Work required:
Collect all the lines that mention the word "text".

Items from a data source
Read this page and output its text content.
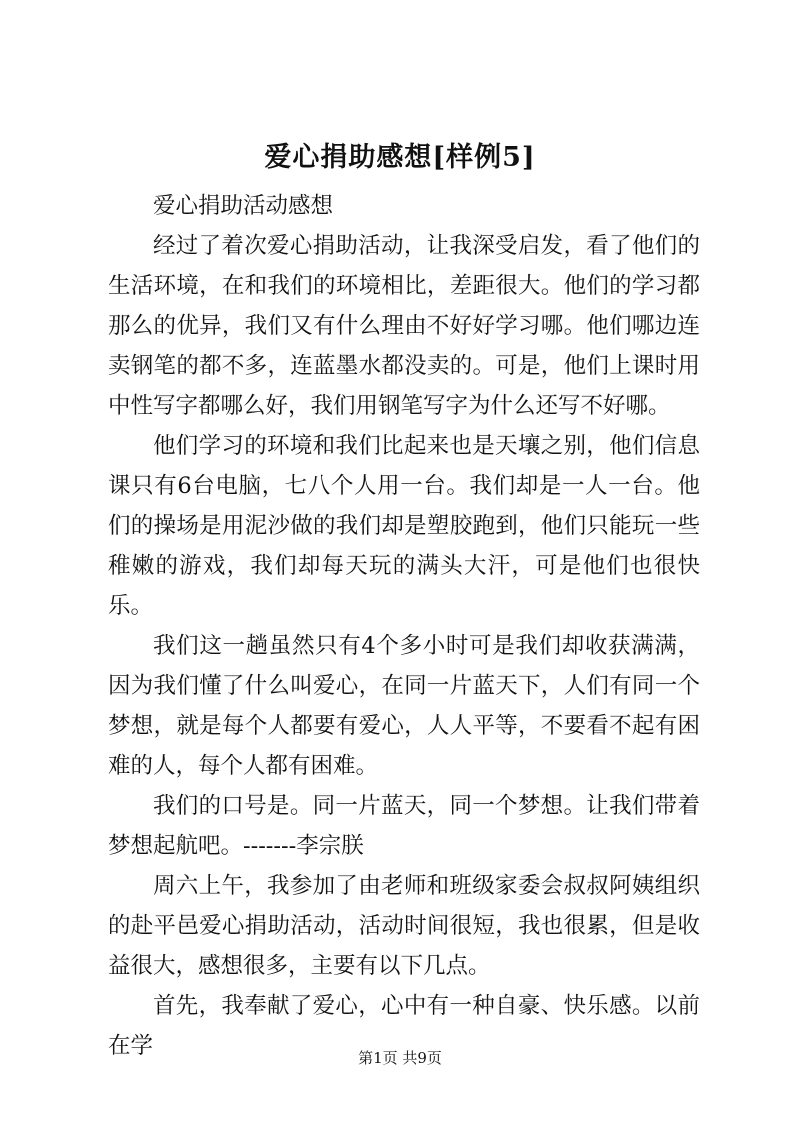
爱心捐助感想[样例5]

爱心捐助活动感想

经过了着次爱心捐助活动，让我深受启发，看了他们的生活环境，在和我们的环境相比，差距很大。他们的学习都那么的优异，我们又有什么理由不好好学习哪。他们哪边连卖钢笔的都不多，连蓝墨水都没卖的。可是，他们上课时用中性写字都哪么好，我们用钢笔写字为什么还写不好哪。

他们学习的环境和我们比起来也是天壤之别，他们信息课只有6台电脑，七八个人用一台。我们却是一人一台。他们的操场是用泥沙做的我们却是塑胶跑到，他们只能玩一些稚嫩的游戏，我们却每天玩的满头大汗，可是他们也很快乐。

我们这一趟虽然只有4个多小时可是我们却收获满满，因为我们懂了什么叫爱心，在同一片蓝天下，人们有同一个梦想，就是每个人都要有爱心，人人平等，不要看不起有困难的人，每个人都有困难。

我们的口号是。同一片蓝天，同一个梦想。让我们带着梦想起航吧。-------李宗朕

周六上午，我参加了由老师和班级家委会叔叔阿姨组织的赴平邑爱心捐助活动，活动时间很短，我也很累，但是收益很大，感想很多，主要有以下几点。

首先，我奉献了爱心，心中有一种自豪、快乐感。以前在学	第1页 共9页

---

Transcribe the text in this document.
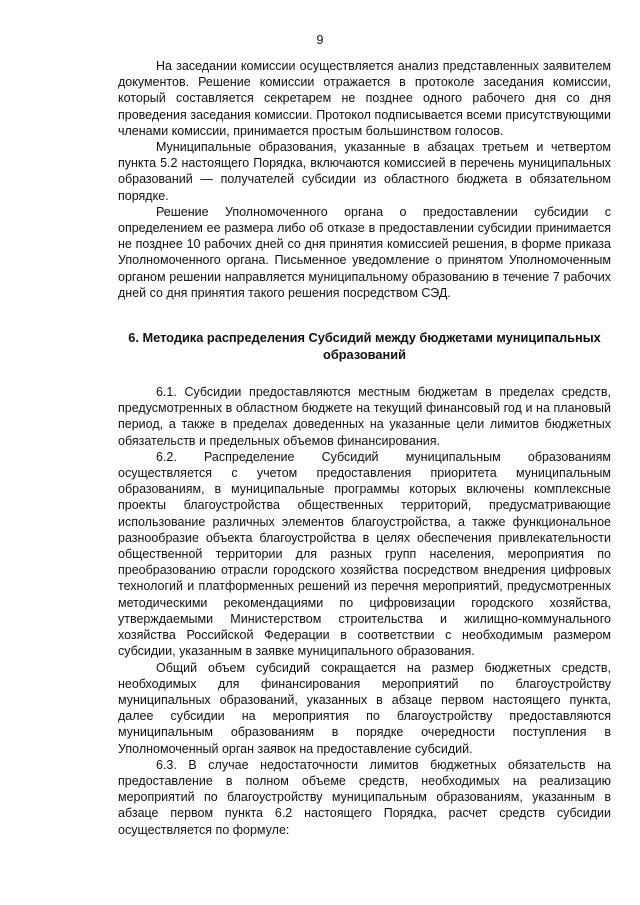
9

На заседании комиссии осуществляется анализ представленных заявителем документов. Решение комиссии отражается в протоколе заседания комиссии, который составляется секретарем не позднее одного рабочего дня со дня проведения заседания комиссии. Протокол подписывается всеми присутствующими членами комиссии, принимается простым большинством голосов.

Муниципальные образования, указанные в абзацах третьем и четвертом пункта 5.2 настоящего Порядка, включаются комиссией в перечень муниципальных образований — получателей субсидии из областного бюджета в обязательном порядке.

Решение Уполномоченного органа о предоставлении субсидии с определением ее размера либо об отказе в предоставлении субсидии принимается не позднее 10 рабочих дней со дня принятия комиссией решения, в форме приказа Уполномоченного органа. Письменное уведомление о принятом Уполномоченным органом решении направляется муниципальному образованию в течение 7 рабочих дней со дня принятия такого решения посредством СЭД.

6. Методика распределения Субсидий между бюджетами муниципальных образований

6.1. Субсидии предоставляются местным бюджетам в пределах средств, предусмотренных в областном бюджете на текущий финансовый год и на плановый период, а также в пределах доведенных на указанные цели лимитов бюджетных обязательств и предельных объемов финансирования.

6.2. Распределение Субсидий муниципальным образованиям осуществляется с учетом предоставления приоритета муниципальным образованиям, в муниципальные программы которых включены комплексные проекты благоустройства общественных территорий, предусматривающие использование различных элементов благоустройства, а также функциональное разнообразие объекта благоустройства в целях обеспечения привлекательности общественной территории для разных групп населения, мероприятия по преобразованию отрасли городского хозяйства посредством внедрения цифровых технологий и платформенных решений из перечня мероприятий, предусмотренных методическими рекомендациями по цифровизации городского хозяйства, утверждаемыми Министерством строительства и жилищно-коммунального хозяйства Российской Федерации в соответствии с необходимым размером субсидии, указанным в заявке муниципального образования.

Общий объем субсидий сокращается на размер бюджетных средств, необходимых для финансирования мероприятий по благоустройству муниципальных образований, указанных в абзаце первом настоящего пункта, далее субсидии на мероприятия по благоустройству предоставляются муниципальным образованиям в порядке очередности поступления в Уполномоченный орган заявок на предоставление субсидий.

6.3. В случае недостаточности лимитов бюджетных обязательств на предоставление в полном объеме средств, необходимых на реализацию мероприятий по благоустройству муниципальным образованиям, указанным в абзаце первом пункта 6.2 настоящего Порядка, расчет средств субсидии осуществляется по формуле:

Response for this exercise:
Read this page and output its text content.
Transcribe the text in this document.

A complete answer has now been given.